Exercise. Single out the lines of the material that contain "зовут" and copy them.
_ _ _
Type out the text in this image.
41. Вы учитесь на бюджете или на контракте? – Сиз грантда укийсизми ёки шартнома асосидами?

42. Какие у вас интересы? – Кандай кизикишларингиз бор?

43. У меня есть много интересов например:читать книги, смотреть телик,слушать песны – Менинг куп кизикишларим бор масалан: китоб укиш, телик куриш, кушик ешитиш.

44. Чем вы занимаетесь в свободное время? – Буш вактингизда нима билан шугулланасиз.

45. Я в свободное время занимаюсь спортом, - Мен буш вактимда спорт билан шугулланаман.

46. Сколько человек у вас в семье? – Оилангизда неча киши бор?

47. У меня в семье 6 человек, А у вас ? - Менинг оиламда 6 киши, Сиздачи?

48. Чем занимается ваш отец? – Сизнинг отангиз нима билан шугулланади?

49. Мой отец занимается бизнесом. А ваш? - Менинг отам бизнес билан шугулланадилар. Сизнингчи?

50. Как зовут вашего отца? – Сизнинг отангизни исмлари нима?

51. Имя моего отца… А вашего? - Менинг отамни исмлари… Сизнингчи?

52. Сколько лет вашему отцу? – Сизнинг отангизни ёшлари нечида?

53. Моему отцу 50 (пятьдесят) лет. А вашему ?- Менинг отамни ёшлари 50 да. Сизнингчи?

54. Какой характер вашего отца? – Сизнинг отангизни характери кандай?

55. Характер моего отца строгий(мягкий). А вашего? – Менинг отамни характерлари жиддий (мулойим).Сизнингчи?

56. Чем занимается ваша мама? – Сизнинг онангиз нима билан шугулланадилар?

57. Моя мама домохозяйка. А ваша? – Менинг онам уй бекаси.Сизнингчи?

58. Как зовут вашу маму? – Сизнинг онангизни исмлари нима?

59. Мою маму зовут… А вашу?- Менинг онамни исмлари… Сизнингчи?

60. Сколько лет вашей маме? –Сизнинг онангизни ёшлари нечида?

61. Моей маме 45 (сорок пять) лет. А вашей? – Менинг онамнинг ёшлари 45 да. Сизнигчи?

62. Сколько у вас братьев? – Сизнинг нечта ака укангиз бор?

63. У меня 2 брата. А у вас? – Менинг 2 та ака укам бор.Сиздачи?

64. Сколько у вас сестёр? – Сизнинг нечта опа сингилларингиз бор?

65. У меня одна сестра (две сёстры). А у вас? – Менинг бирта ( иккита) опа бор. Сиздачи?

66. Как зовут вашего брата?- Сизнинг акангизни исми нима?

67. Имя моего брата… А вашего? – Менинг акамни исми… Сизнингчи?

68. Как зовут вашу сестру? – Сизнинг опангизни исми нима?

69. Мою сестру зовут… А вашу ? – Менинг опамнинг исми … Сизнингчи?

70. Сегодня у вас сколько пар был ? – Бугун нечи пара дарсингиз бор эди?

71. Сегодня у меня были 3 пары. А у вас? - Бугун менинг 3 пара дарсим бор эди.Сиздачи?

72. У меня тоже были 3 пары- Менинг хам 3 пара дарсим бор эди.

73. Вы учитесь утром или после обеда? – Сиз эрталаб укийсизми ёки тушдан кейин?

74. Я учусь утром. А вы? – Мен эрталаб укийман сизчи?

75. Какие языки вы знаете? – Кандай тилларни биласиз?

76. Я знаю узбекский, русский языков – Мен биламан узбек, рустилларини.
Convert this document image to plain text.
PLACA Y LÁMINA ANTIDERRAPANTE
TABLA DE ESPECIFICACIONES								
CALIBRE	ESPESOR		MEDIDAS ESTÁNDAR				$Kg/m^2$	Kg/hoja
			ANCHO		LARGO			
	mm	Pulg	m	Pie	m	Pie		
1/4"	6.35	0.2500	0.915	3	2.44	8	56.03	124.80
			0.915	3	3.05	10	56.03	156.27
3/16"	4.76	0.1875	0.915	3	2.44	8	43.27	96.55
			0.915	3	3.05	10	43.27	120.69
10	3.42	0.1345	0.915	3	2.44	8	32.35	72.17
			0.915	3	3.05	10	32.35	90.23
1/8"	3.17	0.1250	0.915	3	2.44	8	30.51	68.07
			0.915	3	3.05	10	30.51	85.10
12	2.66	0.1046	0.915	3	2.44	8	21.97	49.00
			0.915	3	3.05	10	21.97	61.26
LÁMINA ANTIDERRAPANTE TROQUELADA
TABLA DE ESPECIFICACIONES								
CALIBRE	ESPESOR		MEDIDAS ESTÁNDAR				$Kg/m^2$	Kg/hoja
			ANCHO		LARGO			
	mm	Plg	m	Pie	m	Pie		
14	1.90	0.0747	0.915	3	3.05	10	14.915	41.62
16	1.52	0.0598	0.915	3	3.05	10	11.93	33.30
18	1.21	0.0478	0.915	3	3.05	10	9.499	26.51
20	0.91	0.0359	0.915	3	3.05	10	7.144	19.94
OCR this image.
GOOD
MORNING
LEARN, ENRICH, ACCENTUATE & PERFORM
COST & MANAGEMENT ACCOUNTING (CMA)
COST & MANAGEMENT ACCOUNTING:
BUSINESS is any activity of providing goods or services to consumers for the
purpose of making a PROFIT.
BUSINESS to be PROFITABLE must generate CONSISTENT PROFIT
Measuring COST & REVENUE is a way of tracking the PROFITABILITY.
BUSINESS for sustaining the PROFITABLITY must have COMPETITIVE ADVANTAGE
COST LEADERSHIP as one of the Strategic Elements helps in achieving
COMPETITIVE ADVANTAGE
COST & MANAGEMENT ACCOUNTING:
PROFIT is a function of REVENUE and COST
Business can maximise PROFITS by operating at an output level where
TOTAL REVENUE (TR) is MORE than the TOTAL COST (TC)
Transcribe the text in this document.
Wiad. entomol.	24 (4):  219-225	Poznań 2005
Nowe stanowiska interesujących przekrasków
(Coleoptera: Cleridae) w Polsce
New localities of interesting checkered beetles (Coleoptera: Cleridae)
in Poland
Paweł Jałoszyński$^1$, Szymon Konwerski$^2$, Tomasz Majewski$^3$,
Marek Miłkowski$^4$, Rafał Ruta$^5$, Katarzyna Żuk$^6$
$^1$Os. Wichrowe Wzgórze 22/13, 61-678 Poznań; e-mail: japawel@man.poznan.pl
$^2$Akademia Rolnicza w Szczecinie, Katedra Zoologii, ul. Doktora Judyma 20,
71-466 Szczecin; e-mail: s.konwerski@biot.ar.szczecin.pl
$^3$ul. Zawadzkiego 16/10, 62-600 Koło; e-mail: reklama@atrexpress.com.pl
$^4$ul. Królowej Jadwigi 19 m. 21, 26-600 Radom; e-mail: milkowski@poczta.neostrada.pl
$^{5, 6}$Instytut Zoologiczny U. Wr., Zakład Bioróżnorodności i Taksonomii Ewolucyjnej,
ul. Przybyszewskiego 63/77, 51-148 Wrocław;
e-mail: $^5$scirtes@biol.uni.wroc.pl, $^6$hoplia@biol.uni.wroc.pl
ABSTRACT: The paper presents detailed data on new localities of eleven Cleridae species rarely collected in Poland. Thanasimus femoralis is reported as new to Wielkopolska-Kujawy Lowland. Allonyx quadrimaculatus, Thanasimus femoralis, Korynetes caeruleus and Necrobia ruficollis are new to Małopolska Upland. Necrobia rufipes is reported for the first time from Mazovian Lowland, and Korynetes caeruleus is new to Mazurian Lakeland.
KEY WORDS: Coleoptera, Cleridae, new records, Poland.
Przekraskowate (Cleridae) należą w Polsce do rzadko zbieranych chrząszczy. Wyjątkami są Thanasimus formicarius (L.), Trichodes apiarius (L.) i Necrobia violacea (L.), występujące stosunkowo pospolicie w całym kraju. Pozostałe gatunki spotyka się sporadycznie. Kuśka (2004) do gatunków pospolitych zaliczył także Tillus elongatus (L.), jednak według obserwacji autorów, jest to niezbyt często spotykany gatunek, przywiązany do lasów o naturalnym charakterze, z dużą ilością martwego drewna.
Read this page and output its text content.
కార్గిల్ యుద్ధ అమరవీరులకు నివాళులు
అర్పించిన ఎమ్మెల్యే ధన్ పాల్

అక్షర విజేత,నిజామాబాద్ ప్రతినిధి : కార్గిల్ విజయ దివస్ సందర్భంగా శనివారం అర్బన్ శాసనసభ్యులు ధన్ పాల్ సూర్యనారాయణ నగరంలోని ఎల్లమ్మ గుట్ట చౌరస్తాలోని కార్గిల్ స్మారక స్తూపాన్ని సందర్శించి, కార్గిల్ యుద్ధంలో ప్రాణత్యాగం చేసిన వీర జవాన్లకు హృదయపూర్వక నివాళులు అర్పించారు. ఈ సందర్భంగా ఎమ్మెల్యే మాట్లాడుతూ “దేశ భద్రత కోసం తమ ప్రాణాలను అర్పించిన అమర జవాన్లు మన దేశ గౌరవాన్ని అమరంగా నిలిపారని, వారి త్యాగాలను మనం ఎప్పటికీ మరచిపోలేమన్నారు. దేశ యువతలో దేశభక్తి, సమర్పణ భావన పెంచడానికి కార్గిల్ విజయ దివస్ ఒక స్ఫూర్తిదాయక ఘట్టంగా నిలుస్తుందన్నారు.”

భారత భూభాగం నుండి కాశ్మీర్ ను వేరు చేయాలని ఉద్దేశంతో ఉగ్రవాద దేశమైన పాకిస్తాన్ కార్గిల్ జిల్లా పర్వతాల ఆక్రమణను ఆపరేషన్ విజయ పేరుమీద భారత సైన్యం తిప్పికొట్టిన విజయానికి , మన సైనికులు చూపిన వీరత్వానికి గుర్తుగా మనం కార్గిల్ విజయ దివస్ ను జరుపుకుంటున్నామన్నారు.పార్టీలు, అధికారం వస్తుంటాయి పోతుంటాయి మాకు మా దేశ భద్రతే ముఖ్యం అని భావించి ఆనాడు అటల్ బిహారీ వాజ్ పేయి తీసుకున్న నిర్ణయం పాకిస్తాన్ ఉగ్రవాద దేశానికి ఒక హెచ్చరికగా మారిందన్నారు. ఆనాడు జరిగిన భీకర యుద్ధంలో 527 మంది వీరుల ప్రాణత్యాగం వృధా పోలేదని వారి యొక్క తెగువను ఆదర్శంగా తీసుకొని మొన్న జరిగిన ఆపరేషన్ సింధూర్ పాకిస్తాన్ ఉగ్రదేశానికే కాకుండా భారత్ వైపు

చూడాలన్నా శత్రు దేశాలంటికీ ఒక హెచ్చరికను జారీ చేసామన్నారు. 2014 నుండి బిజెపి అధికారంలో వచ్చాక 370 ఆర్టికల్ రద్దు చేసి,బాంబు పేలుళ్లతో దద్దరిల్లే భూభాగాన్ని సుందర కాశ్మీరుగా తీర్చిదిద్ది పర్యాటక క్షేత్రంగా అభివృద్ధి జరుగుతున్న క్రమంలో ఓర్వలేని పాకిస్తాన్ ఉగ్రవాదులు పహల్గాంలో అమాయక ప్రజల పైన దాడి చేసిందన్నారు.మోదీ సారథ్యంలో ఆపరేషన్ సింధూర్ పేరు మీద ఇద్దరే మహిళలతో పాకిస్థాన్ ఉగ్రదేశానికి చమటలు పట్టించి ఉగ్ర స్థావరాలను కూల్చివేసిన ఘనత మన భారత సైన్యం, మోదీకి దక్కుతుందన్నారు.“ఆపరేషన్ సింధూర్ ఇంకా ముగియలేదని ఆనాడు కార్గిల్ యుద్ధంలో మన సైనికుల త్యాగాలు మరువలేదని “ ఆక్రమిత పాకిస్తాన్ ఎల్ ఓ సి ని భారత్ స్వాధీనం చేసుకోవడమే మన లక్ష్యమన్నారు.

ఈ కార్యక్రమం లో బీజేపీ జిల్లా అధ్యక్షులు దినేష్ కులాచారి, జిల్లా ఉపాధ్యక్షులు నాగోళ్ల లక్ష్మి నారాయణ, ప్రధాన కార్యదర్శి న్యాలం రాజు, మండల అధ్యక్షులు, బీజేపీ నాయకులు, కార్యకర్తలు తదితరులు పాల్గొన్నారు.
_ _ _
Answer below.
50. Как зовут вашего отца? – Сизнинг отангизни исмлари нима?
58. Как зовут вашу маму? – Сизнинг онангизни исмлари нима?
59. Мою маму зовут… А вашу?- Менинг онамни исмлари… Сизнингчи?
66. Как зовут вашего брата?- Сизнинг акангизни исми нима?
68. Как зовут вашу сестру? – Сизнинг опангизни исми нима?
69. Мою сестру зовут… А вашу ? – Менинг опамнинг исми … Сизнингчи?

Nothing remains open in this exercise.